SET PROBLEM: Retype each line of the material exactly, please, skipping any picture in it.
[BEGIN DATA PROVIDED]
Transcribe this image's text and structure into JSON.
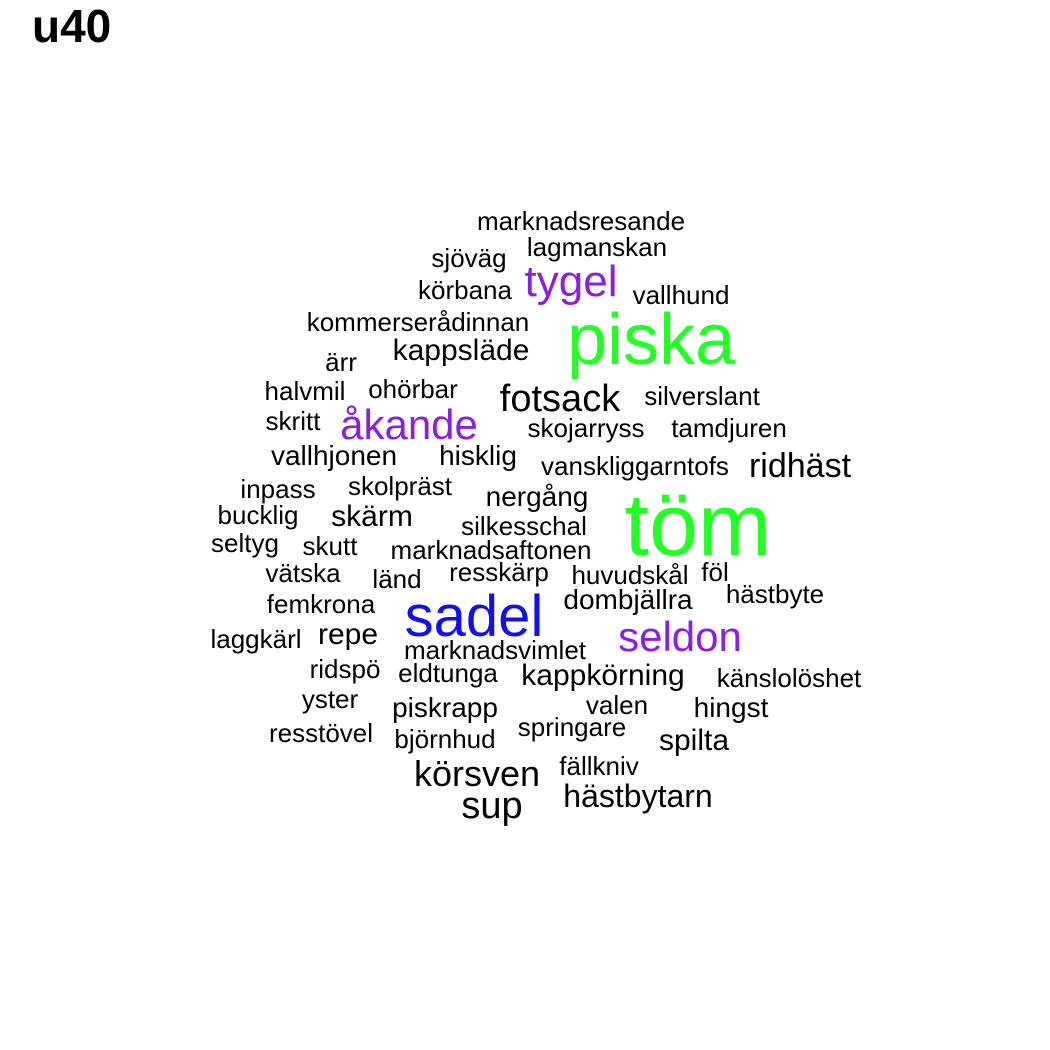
{
  "title": "u40",
  "colors": {
    "black": "#000000",
    "green": "#22ff22",
    "purple": "#8a1ee6",
    "blue": "#1010ee"
  },
  "words": [
    {
      "text": "marknadsresande",
      "color": "black"
    },
    {
      "text": "lagmanskan",
      "color": "black"
    },
    {
      "text": "sjöväg",
      "color": "black"
    },
    {
      "text": "tygel",
      "color": "purple"
    },
    {
      "text": "körbana",
      "color": "black"
    },
    {
      "text": "vallhund",
      "color": "black"
    },
    {
      "text": "kommerserådinnan",
      "color": "black"
    },
    {
      "text": "piska",
      "color": "green"
    },
    {
      "text": "kappsläde",
      "color": "black"
    },
    {
      "text": "ärr",
      "color": "black"
    },
    {
      "text": "halvmil",
      "color": "black"
    },
    {
      "text": "ohörbar",
      "color": "black"
    },
    {
      "text": "fotsack",
      "color": "black"
    },
    {
      "text": "silverslant",
      "color": "black"
    },
    {
      "text": "skritt",
      "color": "black"
    },
    {
      "text": "åkande",
      "color": "purple"
    },
    {
      "text": "skojarryss",
      "color": "black"
    },
    {
      "text": "tamdjuren",
      "color": "black"
    },
    {
      "text": "vallhjonen",
      "color": "black"
    },
    {
      "text": "hisklig",
      "color": "black"
    },
    {
      "text": "vanskliggarntofs",
      "color": "black"
    },
    {
      "text": "ridhäst",
      "color": "black"
    },
    {
      "text": "inpass",
      "color": "black"
    },
    {
      "text": "skolpräst",
      "color": "black"
    },
    {
      "text": "nergång",
      "color": "black"
    },
    {
      "text": "töm",
      "color": "green"
    },
    {
      "text": "bucklig",
      "color": "black"
    },
    {
      "text": "skärm",
      "color": "black"
    },
    {
      "text": "silkesschal",
      "color": "black"
    },
    {
      "text": "seltyg",
      "color": "black"
    },
    {
      "text": "skutt",
      "color": "black"
    },
    {
      "text": "marknadsaftonen",
      "color": "black"
    },
    {
      "text": "vätska",
      "color": "black"
    },
    {
      "text": "länd",
      "color": "black"
    },
    {
      "text": "resskärp",
      "color": "black"
    },
    {
      "text": "huvudskål",
      "color": "black"
    },
    {
      "text": "föl",
      "color": "black"
    },
    {
      "text": "femkrona",
      "color": "black"
    },
    {
      "text": "hästbyte",
      "color": "black"
    },
    {
      "text": "dombjällra",
      "color": "black"
    },
    {
      "text": "sadel",
      "color": "blue"
    },
    {
      "text": "laggkärl",
      "color": "black"
    },
    {
      "text": "repe",
      "color": "black"
    },
    {
      "text": "seldon",
      "color": "purple"
    },
    {
      "text": "marknadsvimlet",
      "color": "black"
    },
    {
      "text": "ridspö",
      "color": "black"
    },
    {
      "text": "eldtunga",
      "color": "black"
    },
    {
      "text": "kappkörning",
      "color": "black"
    },
    {
      "text": "känslolöshet",
      "color": "black"
    },
    {
      "text": "yster",
      "color": "black"
    },
    {
      "text": "piskrapp",
      "color": "black"
    },
    {
      "text": "valen",
      "color": "black"
    },
    {
      "text": "hingst",
      "color": "black"
    },
    {
      "text": "springare",
      "color": "black"
    },
    {
      "text": "resstövel",
      "color": "black"
    },
    {
      "text": "björnhud",
      "color": "black"
    },
    {
      "text": "spilta",
      "color": "black"
    },
    {
      "text": "fällkniv",
      "color": "black"
    },
    {
      "text": "körsven",
      "color": "black"
    },
    {
      "text": "hästbytarn",
      "color": "black"
    },
    {
      "text": "sup",
      "color": "black"
    }
  ]
}
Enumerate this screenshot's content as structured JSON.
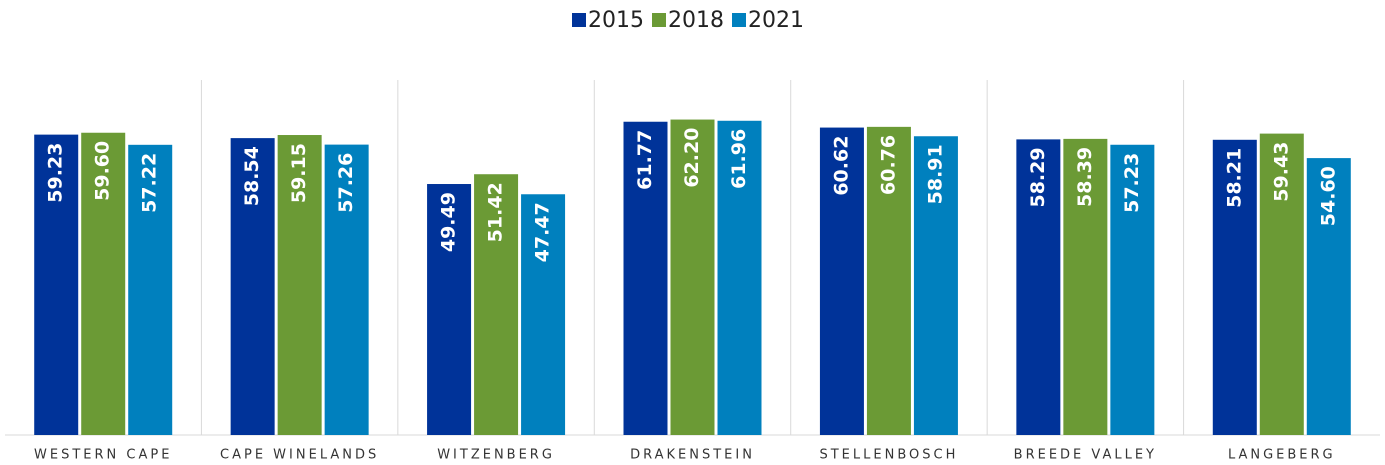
{
  "chart_data": {
    "type": "bar",
    "categories": [
      "WESTERN CAPE",
      "CAPE WINELANDS",
      "WITZENBERG",
      "DRAKENSTEIN",
      "STELLENBOSCH",
      "BREEDE VALLEY",
      "LANGEBERG"
    ],
    "series": [
      {
        "name": "2015",
        "color": "#003399",
        "values": [
          59.23,
          58.54,
          49.49,
          61.77,
          60.62,
          58.29,
          58.21
        ],
        "value_labels": [
          "59.23",
          "58.54",
          "49.49",
          "61.77",
          "60.62",
          "58.29",
          "58.21"
        ]
      },
      {
        "name": "2018",
        "color": "#6b9a35",
        "values": [
          59.6,
          59.15,
          51.42,
          62.2,
          60.76,
          58.39,
          59.43
        ],
        "value_labels": [
          "59.60",
          "59.15",
          "51.42",
          "62.20",
          "60.76",
          "58.39",
          "59.43"
        ]
      },
      {
        "name": "2021",
        "color": "#0080be",
        "values": [
          57.22,
          57.26,
          47.47,
          61.96,
          58.91,
          57.23,
          54.6
        ],
        "value_labels": [
          "57.22",
          "57.26",
          "47.47",
          "61.96",
          "58.91",
          "57.23",
          "54.60"
        ]
      }
    ],
    "ylim": [
      0,
      70
    ],
    "legend": "top"
  }
}
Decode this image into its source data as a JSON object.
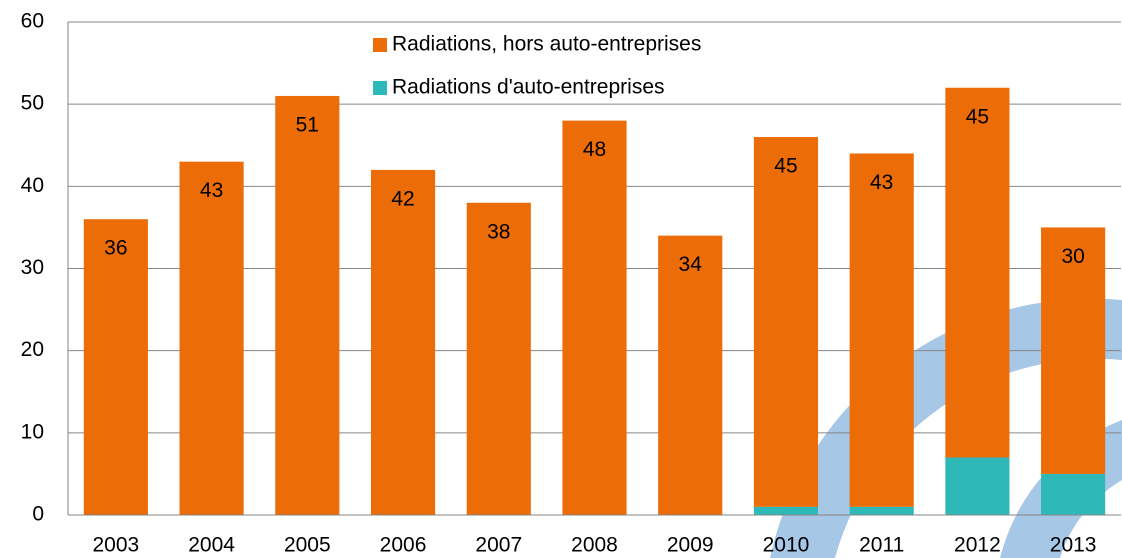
{
  "chart_data": {
    "type": "bar",
    "stacked": true,
    "categories": [
      "2003",
      "2004",
      "2005",
      "2006",
      "2007",
      "2008",
      "2009",
      "2010",
      "2011",
      "2012",
      "2013"
    ],
    "series": [
      {
        "name": "Radiations d'auto-entreprises",
        "color": "#2eb8b8",
        "values": [
          0,
          0,
          0,
          0,
          0,
          0,
          0,
          1,
          1,
          7,
          5
        ]
      },
      {
        "name": "Radiations, hors auto-entreprises",
        "color": "#ec6c08",
        "values": [
          36,
          43,
          51,
          42,
          38,
          48,
          34,
          45,
          43,
          45,
          30
        ]
      }
    ],
    "ylim": [
      0,
      60
    ],
    "yticks": [
      0,
      10,
      20,
      30,
      40,
      50,
      60
    ],
    "grid": true
  }
}
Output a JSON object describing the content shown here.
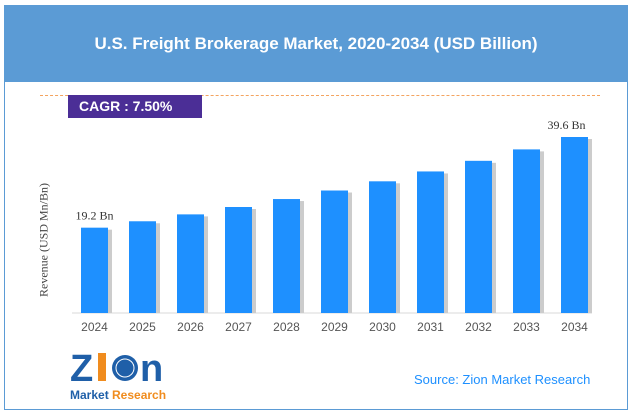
{
  "chart_data": {
    "type": "bar",
    "title": "U.S. Freight Brokerage Market, 2020-2034 (USD Billion)",
    "ylabel": "Revenue (USD Mn/Bn)",
    "xlabel": "",
    "categories": [
      "2024",
      "2025",
      "2026",
      "2027",
      "2028",
      "2029",
      "2030",
      "2031",
      "2032",
      "2033",
      "2034"
    ],
    "values": [
      19.2,
      20.64,
      22.19,
      23.85,
      25.64,
      27.56,
      29.63,
      31.85,
      34.24,
      36.81,
      39.6
    ],
    "data_labels": {
      "first": "19.2 Bn",
      "last": "39.6 Bn"
    },
    "ylim": [
      0,
      40
    ],
    "grid": false,
    "bar_color": "#1e90ff"
  },
  "cagr": "CAGR : 7.50%",
  "source": "Source: Zion Market Research",
  "logo": {
    "name": "Zion",
    "sub": "Market Research"
  }
}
[END DATA PROVIDED]
COMPLETED TASK:
Transcribe this image's text and structure into JSON.
{
  "title": "u40",
  "colors": {
    "black": "#000000",
    "green": "#22ff22",
    "purple": "#8a1ee6",
    "blue": "#1010ee"
  },
  "words": [
    {
      "text": "marknadsresande",
      "color": "black"
    },
    {
      "text": "lagmanskan",
      "color": "black"
    },
    {
      "text": "sjöväg",
      "color": "black"
    },
    {
      "text": "tygel",
      "color": "purple"
    },
    {
      "text": "körbana",
      "color": "black"
    },
    {
      "text": "vallhund",
      "color": "black"
    },
    {
      "text": "kommerserådinnan",
      "color": "black"
    },
    {
      "text": "piska",
      "color": "green"
    },
    {
      "text": "kappsläde",
      "color": "black"
    },
    {
      "text": "ärr",
      "color": "black"
    },
    {
      "text": "halvmil",
      "color": "black"
    },
    {
      "text": "ohörbar",
      "color": "black"
    },
    {
      "text": "fotsack",
      "color": "black"
    },
    {
      "text": "silverslant",
      "color": "black"
    },
    {
      "text": "skritt",
      "color": "black"
    },
    {
      "text": "åkande",
      "color": "purple"
    },
    {
      "text": "skojarryss",
      "color": "black"
    },
    {
      "text": "tamdjuren",
      "color": "black"
    },
    {
      "text": "vallhjonen",
      "color": "black"
    },
    {
      "text": "hisklig",
      "color": "black"
    },
    {
      "text": "vanskliggarntofs",
      "color": "black"
    },
    {
      "text": "ridhäst",
      "color": "black"
    },
    {
      "text": "inpass",
      "color": "black"
    },
    {
      "text": "skolpräst",
      "color": "black"
    },
    {
      "text": "nergång",
      "color": "black"
    },
    {
      "text": "töm",
      "color": "green"
    },
    {
      "text": "bucklig",
      "color": "black"
    },
    {
      "text": "skärm",
      "color": "black"
    },
    {
      "text": "silkesschal",
      "color": "black"
    },
    {
      "text": "seltyg",
      "color": "black"
    },
    {
      "text": "skutt",
      "color": "black"
    },
    {
      "text": "marknadsaftonen",
      "color": "black"
    },
    {
      "text": "vätska",
      "color": "black"
    },
    {
      "text": "länd",
      "color": "black"
    },
    {
      "text": "resskärp",
      "color": "black"
    },
    {
      "text": "huvudskål",
      "color": "black"
    },
    {
      "text": "föl",
      "color": "black"
    },
    {
      "text": "femkrona",
      "color": "black"
    },
    {
      "text": "hästbyte",
      "color": "black"
    },
    {
      "text": "dombjällra",
      "color": "black"
    },
    {
      "text": "sadel",
      "color": "blue"
    },
    {
      "text": "laggkärl",
      "color": "black"
    },
    {
      "text": "repe",
      "color": "black"
    },
    {
      "text": "seldon",
      "color": "purple"
    },
    {
      "text": "marknadsvimlet",
      "color": "black"
    },
    {
      "text": "ridspö",
      "color": "black"
    },
    {
      "text": "eldtunga",
      "color": "black"
    },
    {
      "text": "kappkörning",
      "color": "black"
    },
    {
      "text": "känslolöshet",
      "color": "black"
    },
    {
      "text": "yster",
      "color": "black"
    },
    {
      "text": "piskrapp",
      "color": "black"
    },
    {
      "text": "valen",
      "color": "black"
    },
    {
      "text": "hingst",
      "color": "black"
    },
    {
      "text": "springare",
      "color": "black"
    },
    {
      "text": "resstövel",
      "color": "black"
    },
    {
      "text": "björnhud",
      "color": "black"
    },
    {
      "text": "spilta",
      "color": "black"
    },
    {
      "text": "fällkniv",
      "color": "black"
    },
    {
      "text": "körsven",
      "color": "black"
    },
    {
      "text": "hästbytarn",
      "color": "black"
    },
    {
      "text": "sup",
      "color": "black"
    }
  ]
}
Enumerate this screenshot's content as structured JSON.
{
  "chart_data": {
    "type": "bar",
    "categories": [
      "WESTERN CAPE",
      "CAPE WINELANDS",
      "WITZENBERG",
      "DRAKENSTEIN",
      "STELLENBOSCH",
      "BREEDE VALLEY",
      "LANGEBERG"
    ],
    "series": [
      {
        "name": "2015",
        "color": "#003399",
        "values": [
          59.23,
          58.54,
          49.49,
          61.77,
          60.62,
          58.29,
          58.21
        ],
        "value_labels": [
          "59.23",
          "58.54",
          "49.49",
          "61.77",
          "60.62",
          "58.29",
          "58.21"
        ]
      },
      {
        "name": "2018",
        "color": "#6b9a35",
        "values": [
          59.6,
          59.15,
          51.42,
          62.2,
          60.76,
          58.39,
          59.43
        ],
        "value_labels": [
          "59.60",
          "59.15",
          "51.42",
          "62.20",
          "60.76",
          "58.39",
          "59.43"
        ]
      },
      {
        "name": "2021",
        "color": "#0080be",
        "values": [
          57.22,
          57.26,
          47.47,
          61.96,
          58.91,
          57.23,
          54.6
        ],
        "value_labels": [
          "57.22",
          "57.26",
          "47.47",
          "61.96",
          "58.91",
          "57.23",
          "54.60"
        ]
      }
    ],
    "ylim": [
      0,
      70
    ],
    "legend": "top"
  }
}
Decode this image into its source data as a JSON object.
{
  "chart_data": {
    "type": "bar",
    "stacked": true,
    "categories": [
      "2003",
      "2004",
      "2005",
      "2006",
      "2007",
      "2008",
      "2009",
      "2010",
      "2011",
      "2012",
      "2013"
    ],
    "series": [
      {
        "name": "Radiations d'auto-entreprises",
        "color": "#2eb8b8",
        "values": [
          0,
          0,
          0,
          0,
          0,
          0,
          0,
          1,
          1,
          7,
          5
        ]
      },
      {
        "name": "Radiations, hors auto-entreprises",
        "color": "#ec6c08",
        "values": [
          36,
          43,
          51,
          42,
          38,
          48,
          34,
          45,
          43,
          45,
          30
        ]
      }
    ],
    "ylim": [
      0,
      60
    ],
    "yticks": [
      0,
      10,
      20,
      30,
      40,
      50,
      60
    ],
    "grid": true
  }
}
Output a JSON object describing the content shown here.
{
  "chart_data": {
    "type": "bar",
    "title": "U.S. Freight Brokerage Market, 2020-2034 (USD Billion)",
    "ylabel": "Revenue (USD Mn/Bn)",
    "xlabel": "",
    "categories": [
      "2024",
      "2025",
      "2026",
      "2027",
      "2028",
      "2029",
      "2030",
      "2031",
      "2032",
      "2033",
      "2034"
    ],
    "values": [
      19.2,
      20.64,
      22.19,
      23.85,
      25.64,
      27.56,
      29.63,
      31.85,
      34.24,
      36.81,
      39.6
    ],
    "data_labels": {
      "first": "19.2 Bn",
      "last": "39.6 Bn"
    },
    "ylim": [
      0,
      40
    ],
    "grid": false,
    "bar_color": "#1e90ff"
  },
  "cagr": "CAGR : 7.50%",
  "source": "Source: Zion Market Research",
  "logo": {
    "name": "Zion",
    "sub": "Market Research"
  }
}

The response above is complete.